Reproduce the lines of the material exactly, excluding every image.
** Start Dataset records **
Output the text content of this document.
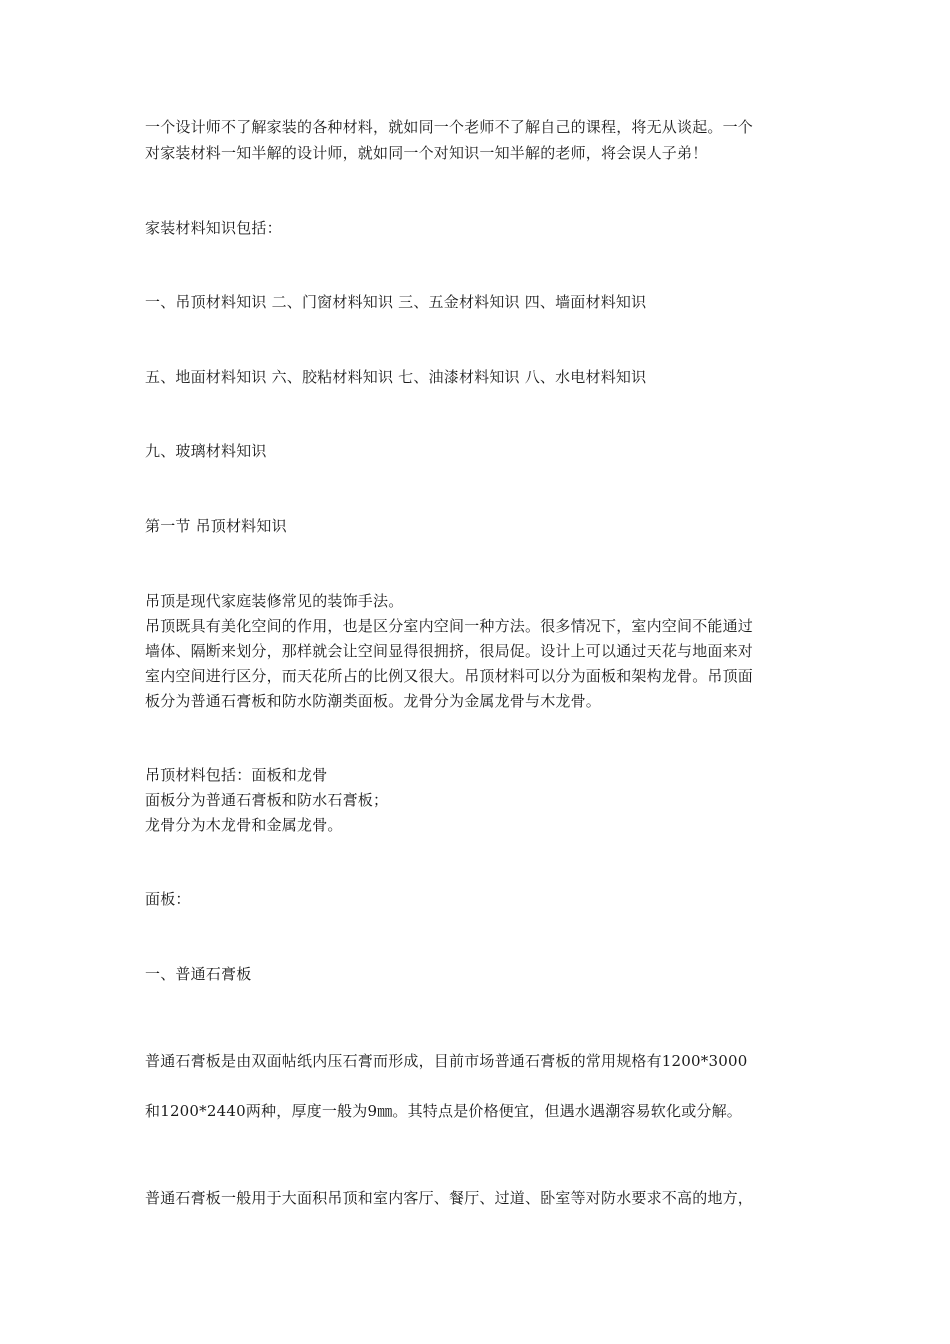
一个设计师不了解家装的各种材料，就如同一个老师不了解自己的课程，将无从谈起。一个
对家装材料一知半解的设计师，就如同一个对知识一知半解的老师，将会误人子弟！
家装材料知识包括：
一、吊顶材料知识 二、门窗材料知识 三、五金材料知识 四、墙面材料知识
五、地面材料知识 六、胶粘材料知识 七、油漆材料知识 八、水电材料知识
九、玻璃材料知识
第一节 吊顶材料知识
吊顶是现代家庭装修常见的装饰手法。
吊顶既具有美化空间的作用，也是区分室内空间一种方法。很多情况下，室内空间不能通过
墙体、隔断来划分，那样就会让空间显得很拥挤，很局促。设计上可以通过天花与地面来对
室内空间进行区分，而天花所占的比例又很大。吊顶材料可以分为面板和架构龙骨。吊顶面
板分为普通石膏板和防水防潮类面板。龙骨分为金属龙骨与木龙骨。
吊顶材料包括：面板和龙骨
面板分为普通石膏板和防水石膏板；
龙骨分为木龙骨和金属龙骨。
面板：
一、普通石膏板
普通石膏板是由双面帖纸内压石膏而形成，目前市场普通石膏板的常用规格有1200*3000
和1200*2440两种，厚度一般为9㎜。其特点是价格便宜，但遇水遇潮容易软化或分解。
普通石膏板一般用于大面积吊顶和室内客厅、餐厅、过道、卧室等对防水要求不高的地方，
** End Dataset records **
• _Written response_:
Output the text content of this document.
一个设计师不了解家装的各种材料，就如同一个老师不了解自己的课程，将无从谈起。一个
对家装材料一知半解的设计师，就如同一个对知识一知半解的老师，将会误人子弟！
家装材料知识包括：
一、吊顶材料知识 二、门窗材料知识 三、五金材料知识 四、墙面材料知识
五、地面材料知识 六、胶粘材料知识 七、油漆材料知识 八、水电材料知识
九、玻璃材料知识
第一节 吊顶材料知识
吊顶是现代家庭装修常见的装饰手法。
吊顶既具有美化空间的作用，也是区分室内空间一种方法。很多情况下，室内空间不能通过
墙体、隔断来划分，那样就会让空间显得很拥挤，很局促。设计上可以通过天花与地面来对
室内空间进行区分，而天花所占的比例又很大。吊顶材料可以分为面板和架构龙骨。吊顶面
板分为普通石膏板和防水防潮类面板。龙骨分为金属龙骨与木龙骨。
吊顶材料包括：面板和龙骨
面板分为普通石膏板和防水石膏板；
龙骨分为木龙骨和金属龙骨。
面板：
一、普通石膏板
普通石膏板是由双面帖纸内压石膏而形成，目前市场普通石膏板的常用规格有1200*3000
和1200*2440两种，厚度一般为9㎜。其特点是价格便宜，但遇水遇潮容易软化或分解。
普通石膏板一般用于大面积吊顶和室内客厅、餐厅、过道、卧室等对防水要求不高的地方，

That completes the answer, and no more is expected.